Given data

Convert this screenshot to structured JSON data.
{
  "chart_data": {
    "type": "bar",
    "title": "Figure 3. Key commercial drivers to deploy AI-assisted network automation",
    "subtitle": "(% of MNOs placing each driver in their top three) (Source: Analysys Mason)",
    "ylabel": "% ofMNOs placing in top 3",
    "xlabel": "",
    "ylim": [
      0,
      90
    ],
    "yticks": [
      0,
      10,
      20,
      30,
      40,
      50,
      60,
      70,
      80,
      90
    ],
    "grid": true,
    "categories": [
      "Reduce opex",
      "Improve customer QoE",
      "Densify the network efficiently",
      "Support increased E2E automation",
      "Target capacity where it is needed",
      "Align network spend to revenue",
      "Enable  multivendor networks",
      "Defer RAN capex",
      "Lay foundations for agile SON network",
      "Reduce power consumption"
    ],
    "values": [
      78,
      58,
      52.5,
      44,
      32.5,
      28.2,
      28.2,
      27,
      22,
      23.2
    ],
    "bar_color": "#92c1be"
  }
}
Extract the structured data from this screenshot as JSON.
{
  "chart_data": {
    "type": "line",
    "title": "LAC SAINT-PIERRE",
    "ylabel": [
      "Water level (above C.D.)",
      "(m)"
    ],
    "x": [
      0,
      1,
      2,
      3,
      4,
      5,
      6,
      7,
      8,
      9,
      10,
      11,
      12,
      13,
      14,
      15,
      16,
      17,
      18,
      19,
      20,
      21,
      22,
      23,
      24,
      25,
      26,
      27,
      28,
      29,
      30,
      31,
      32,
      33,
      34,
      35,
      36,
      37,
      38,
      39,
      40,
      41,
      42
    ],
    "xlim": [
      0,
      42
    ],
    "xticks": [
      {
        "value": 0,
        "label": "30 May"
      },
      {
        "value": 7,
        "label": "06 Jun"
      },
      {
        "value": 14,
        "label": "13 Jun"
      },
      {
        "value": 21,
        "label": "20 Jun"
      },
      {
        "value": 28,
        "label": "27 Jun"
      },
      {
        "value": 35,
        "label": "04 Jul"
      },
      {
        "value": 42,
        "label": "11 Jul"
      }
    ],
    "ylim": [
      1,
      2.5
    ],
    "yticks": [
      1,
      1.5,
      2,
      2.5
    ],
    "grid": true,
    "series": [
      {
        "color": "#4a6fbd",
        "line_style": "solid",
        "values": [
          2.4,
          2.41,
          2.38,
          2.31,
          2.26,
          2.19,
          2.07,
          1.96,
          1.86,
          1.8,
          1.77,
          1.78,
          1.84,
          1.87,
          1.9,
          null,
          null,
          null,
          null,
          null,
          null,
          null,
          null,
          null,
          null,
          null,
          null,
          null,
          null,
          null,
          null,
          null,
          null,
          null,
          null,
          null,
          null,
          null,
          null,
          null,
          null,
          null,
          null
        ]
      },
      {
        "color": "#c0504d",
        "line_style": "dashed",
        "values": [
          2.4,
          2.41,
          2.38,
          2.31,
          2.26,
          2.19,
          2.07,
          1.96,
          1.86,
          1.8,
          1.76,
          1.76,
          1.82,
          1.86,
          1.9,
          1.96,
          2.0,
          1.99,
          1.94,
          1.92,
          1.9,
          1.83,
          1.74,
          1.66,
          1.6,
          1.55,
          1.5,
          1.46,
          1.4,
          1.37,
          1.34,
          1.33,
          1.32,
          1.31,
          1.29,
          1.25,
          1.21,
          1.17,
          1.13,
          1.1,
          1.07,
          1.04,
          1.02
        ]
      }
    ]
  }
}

Exercise details
Each record above should be output again exactly.

Answer to the task
Convert this screenshot to structured JSON data.
{
  "chart_data": {
    "type": "bar",
    "title": "Figure 3. Key commercial drivers to deploy AI-assisted network automation",
    "subtitle": "(% of MNOs placing each driver in their top three) (Source: Analysys Mason)",
    "ylabel": "% ofMNOs placing in top 3",
    "xlabel": "",
    "ylim": [
      0,
      90
    ],
    "yticks": [
      0,
      10,
      20,
      30,
      40,
      50,
      60,
      70,
      80,
      90
    ],
    "grid": true,
    "categories": [
      "Reduce opex",
      "Improve customer QoE",
      "Densify the network efficiently",
      "Support increased E2E automation",
      "Target capacity where it is needed",
      "Align network spend to revenue",
      "Enable  multivendor networks",
      "Defer RAN capex",
      "Lay foundations for agile SON network",
      "Reduce power consumption"
    ],
    "values": [
      78,
      58,
      52.5,
      44,
      32.5,
      28.2,
      28.2,
      27,
      22,
      23.2
    ],
    "bar_color": "#92c1be"
  }
}
Extract the structured data from this screenshot as JSON.
{
  "chart_data": {
    "type": "line",
    "title": "LAC SAINT-PIERRE",
    "ylabel": [
      "Water level (above C.D.)",
      "(m)"
    ],
    "x": [
      0,
      1,
      2,
      3,
      4,
      5,
      6,
      7,
      8,
      9,
      10,
      11,
      12,
      13,
      14,
      15,
      16,
      17,
      18,
      19,
      20,
      21,
      22,
      23,
      24,
      25,
      26,
      27,
      28,
      29,
      30,
      31,
      32,
      33,
      34,
      35,
      36,
      37,
      38,
      39,
      40,
      41,
      42
    ],
    "xlim": [
      0,
      42
    ],
    "xticks": [
      {
        "value": 0,
        "label": "30 May"
      },
      {
        "value": 7,
        "label": "06 Jun"
      },
      {
        "value": 14,
        "label": "13 Jun"
      },
      {
        "value": 21,
        "label": "20 Jun"
      },
      {
        "value": 28,
        "label": "27 Jun"
      },
      {
        "value": 35,
        "label": "04 Jul"
      },
      {
        "value": 42,
        "label": "11 Jul"
      }
    ],
    "ylim": [
      1,
      2.5
    ],
    "yticks": [
      1,
      1.5,
      2,
      2.5
    ],
    "grid": true,
    "series": [
      {
        "color": "#4a6fbd",
        "line_style": "solid",
        "values": [
          2.4,
          2.41,
          2.38,
          2.31,
          2.26,
          2.19,
          2.07,
          1.96,
          1.86,
          1.8,
          1.77,
          1.78,
          1.84,
          1.87,
          1.9,
          null,
          null,
          null,
          null,
          null,
          null,
          null,
          null,
          null,
          null,
          null,
          null,
          null,
          null,
          null,
          null,
          null,
          null,
          null,
          null,
          null,
          null,
          null,
          null,
          null,
          null,
          null,
          null
        ]
      },
      {
        "color": "#c0504d",
        "line_style": "dashed",
        "values": [
          2.4,
          2.41,
          2.38,
          2.31,
          2.26,
          2.19,
          2.07,
          1.96,
          1.86,
          1.8,
          1.76,
          1.76,
          1.82,
          1.86,
          1.9,
          1.96,
          2.0,
          1.99,
          1.94,
          1.92,
          1.9,
          1.83,
          1.74,
          1.66,
          1.6,
          1.55,
          1.5,
          1.46,
          1.4,
          1.37,
          1.34,
          1.33,
          1.32,
          1.31,
          1.29,
          1.25,
          1.21,
          1.17,
          1.13,
          1.1,
          1.07,
          1.04,
          1.02
        ]
      }
    ]
  }
}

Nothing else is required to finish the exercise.